# [Problem statement]
Which lines contain the string "plain"? Please list every one of them.
_ _ _ _ _
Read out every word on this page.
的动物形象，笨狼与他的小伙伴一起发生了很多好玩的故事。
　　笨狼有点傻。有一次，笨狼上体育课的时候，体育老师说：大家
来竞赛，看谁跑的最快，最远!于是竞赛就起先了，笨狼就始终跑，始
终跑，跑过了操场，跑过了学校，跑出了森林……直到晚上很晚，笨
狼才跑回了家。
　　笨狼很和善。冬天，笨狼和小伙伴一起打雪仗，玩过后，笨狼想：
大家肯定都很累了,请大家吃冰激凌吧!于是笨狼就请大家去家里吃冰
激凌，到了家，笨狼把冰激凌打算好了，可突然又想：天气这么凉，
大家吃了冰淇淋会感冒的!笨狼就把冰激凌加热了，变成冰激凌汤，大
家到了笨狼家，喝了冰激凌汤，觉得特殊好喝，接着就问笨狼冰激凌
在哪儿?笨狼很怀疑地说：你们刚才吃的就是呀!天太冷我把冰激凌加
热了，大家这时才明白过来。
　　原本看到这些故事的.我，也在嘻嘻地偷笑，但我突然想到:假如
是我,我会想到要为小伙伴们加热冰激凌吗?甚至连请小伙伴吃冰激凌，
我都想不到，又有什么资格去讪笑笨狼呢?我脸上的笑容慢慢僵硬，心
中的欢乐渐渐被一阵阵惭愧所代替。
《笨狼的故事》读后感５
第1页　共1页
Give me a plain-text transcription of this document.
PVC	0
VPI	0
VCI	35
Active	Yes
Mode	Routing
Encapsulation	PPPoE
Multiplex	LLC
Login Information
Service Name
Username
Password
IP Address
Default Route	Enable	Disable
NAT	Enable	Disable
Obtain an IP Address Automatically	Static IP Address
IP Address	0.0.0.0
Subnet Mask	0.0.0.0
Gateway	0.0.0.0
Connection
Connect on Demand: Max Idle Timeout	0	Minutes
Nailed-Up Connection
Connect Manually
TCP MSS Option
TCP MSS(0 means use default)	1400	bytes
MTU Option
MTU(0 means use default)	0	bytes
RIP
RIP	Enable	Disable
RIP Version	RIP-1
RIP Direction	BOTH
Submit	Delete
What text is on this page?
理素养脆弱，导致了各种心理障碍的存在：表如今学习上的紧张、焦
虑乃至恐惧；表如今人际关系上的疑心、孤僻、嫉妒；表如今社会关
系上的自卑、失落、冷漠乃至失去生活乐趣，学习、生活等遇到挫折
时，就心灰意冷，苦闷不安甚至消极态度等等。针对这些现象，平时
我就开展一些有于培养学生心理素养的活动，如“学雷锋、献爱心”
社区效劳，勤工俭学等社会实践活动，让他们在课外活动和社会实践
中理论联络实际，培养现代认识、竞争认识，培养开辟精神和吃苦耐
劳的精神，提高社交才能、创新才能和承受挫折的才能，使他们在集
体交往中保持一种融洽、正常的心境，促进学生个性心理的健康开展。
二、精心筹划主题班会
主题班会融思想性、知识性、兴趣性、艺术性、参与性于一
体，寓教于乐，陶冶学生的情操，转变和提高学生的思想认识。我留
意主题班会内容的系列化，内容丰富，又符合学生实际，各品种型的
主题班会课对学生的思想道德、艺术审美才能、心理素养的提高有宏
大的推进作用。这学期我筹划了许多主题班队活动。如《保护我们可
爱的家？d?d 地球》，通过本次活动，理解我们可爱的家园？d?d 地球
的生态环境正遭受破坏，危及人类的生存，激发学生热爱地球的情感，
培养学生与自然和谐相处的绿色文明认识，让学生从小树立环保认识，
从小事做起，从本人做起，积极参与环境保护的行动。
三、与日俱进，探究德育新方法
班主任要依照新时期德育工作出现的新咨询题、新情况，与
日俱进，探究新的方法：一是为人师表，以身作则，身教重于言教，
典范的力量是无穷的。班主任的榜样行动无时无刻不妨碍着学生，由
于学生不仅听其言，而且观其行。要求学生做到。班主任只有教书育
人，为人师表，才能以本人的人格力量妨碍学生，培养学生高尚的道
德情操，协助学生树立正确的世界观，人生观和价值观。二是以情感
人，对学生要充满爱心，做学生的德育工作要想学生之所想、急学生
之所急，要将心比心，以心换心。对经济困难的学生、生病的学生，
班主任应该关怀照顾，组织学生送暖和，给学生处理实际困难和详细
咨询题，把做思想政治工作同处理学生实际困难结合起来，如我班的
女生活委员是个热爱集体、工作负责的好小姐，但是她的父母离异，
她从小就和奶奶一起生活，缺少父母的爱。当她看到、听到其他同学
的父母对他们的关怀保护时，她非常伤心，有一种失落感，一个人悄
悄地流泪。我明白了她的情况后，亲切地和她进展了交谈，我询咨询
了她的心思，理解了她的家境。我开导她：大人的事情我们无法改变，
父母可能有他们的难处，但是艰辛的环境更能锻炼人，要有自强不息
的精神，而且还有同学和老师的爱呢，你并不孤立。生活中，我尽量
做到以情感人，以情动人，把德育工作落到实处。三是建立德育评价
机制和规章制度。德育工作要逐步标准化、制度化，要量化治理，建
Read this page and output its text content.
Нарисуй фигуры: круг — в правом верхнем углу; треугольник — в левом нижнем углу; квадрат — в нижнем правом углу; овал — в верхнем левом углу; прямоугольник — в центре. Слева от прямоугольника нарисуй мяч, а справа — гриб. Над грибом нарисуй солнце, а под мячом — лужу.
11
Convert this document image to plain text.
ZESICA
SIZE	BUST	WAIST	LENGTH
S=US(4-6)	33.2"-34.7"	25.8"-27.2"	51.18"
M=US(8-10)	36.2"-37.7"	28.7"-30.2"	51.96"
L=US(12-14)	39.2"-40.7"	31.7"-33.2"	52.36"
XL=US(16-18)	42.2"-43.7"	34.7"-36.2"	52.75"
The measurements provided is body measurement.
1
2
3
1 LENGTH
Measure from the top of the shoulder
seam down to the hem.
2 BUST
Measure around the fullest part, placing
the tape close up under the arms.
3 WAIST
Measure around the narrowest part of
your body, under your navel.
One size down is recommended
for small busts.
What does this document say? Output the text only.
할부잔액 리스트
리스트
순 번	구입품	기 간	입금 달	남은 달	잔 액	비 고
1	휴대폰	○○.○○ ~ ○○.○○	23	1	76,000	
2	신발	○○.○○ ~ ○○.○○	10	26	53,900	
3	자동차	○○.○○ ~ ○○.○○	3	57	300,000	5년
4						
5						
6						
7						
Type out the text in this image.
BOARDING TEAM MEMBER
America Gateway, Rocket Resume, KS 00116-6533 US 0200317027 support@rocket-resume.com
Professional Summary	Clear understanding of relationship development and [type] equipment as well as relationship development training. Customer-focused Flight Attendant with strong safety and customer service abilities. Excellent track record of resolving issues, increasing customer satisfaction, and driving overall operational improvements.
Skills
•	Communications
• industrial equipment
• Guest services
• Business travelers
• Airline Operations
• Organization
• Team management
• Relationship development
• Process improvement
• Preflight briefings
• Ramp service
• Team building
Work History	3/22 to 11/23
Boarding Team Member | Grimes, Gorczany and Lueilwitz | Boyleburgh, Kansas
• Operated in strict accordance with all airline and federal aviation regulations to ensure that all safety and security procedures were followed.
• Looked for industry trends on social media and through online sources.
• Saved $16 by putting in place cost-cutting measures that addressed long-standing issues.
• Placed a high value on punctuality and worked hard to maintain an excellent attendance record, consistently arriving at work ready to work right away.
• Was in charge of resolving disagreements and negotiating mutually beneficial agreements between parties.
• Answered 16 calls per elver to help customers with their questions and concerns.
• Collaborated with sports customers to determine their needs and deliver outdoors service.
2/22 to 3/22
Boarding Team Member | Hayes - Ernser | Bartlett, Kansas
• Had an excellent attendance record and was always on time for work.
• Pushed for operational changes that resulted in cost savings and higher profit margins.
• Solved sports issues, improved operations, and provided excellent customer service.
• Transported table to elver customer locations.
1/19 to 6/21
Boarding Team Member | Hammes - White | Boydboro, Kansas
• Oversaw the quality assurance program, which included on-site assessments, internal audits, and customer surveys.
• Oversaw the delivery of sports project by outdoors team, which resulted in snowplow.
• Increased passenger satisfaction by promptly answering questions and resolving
_ _ _ _ _
# [Task output]
Give me a plain-text transcription of this document.
Convert this document image to plain text.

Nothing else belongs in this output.